Rows from a figure dataset:
## start
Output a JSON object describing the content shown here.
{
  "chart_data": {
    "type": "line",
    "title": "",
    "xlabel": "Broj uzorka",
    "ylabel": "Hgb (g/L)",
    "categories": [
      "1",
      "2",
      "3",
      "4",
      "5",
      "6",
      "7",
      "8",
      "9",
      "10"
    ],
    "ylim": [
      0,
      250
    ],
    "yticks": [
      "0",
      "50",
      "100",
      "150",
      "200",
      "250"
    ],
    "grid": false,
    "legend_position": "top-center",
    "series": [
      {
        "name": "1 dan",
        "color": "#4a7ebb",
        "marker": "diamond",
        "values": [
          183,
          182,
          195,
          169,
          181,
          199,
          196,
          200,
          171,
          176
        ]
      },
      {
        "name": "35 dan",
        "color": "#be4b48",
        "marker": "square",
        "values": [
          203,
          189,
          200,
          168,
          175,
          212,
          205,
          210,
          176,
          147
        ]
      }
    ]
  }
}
## end
- WHAT THE TASK ASKS
Retype the material in full. Each word must match.

- EXERCISE SOLUTION
Output a JSON object describing the content shown here.
{
  "chart_data": {
    "type": "line",
    "title": "",
    "xlabel": "Broj uzorka",
    "ylabel": "Hgb (g/L)",
    "categories": [
      "1",
      "2",
      "3",
      "4",
      "5",
      "6",
      "7",
      "8",
      "9",
      "10"
    ],
    "ylim": [
      0,
      250
    ],
    "yticks": [
      "0",
      "50",
      "100",
      "150",
      "200",
      "250"
    ],
    "grid": false,
    "legend_position": "top-center",
    "series": [
      {
        "name": "1 dan",
        "color": "#4a7ebb",
        "marker": "diamond",
        "values": [
          183,
          182,
          195,
          169,
          181,
          199,
          196,
          200,
          171,
          176
        ]
      },
      {
        "name": "35 dan",
        "color": "#be4b48",
        "marker": "square",
        "values": [
          203,
          189,
          200,
          168,
          175,
          212,
          205,
          210,
          176,
          147
        ]
      }
    ]
  }
}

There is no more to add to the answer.